[EXTRACTED RECORDS start]

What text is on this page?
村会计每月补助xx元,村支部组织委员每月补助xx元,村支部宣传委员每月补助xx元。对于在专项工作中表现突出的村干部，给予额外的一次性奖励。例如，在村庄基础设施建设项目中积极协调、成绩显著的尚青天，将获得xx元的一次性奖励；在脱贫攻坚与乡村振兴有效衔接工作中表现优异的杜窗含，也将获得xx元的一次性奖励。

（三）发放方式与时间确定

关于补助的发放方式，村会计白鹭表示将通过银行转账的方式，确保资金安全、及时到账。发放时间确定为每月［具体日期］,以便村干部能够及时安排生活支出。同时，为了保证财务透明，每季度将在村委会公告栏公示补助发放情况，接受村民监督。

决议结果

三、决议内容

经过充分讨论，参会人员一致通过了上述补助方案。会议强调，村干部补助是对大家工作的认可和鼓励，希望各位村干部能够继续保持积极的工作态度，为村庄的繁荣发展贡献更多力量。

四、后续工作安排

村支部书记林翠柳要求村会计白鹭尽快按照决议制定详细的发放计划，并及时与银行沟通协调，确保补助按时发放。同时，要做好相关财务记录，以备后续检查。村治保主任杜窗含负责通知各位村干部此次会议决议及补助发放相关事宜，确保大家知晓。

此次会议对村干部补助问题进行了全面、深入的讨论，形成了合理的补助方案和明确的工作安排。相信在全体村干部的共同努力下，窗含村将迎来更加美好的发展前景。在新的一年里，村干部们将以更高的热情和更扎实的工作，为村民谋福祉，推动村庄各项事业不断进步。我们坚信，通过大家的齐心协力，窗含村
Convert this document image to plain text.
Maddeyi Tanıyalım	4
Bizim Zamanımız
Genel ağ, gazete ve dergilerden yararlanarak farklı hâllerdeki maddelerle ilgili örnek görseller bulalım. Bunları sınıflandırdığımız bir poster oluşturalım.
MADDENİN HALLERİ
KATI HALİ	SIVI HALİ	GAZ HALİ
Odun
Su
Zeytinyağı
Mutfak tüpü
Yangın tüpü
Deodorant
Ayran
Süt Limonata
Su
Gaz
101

[EXTRACTED RECORDS end]

Write out the entries above once more, without altering anything.

What text is on this page?
村会计每月补助xx元,村支部组织委员每月补助xx元,村支部宣传委员每月补助xx元。对于在专项工作中表现突出的村干部，给予额外的一次性奖励。例如，在村庄基础设施建设项目中积极协调、成绩显著的尚青天，将获得xx元的一次性奖励；在脱贫攻坚与乡村振兴有效衔接工作中表现优异的杜窗含，也将获得xx元的一次性奖励。

（三）发放方式与时间确定

关于补助的发放方式，村会计白鹭表示将通过银行转账的方式，确保资金安全、及时到账。发放时间确定为每月［具体日期］,以便村干部能够及时安排生活支出。同时，为了保证财务透明，每季度将在村委会公告栏公示补助发放情况，接受村民监督。

决议结果

三、决议内容

经过充分讨论，参会人员一致通过了上述补助方案。会议强调，村干部补助是对大家工作的认可和鼓励，希望各位村干部能够继续保持积极的工作态度，为村庄的繁荣发展贡献更多力量。

四、后续工作安排

村支部书记林翠柳要求村会计白鹭尽快按照决议制定详细的发放计划，并及时与银行沟通协调，确保补助按时发放。同时，要做好相关财务记录，以备后续检查。村治保主任杜窗含负责通知各位村干部此次会议决议及补助发放相关事宜，确保大家知晓。

此次会议对村干部补助问题进行了全面、深入的讨论，形成了合理的补助方案和明确的工作安排。相信在全体村干部的共同努力下，窗含村将迎来更加美好的发展前景。在新的一年里，村干部们将以更高的热情和更扎实的工作，为村民谋福祉，推动村庄各项事业不断进步。我们坚信，通过大家的齐心协力，窗含村
Convert this document image to plain text.
Maddeyi Tanıyalım	4
Bizim Zamanımız
Genel ağ, gazete ve dergilerden yararlanarak farklı hâllerdeki maddelerle ilgili örnek görseller bulalım. Bunları sınıflandırdığımız bir poster oluşturalım.
MADDENİN HALLERİ
KATI HALİ	SIVI HALİ	GAZ HALİ
Odun
Su
Zeytinyağı
Mutfak tüpü
Yangın tüpü
Deodorant
Ayran
Süt Limonata
Su
Gaz
101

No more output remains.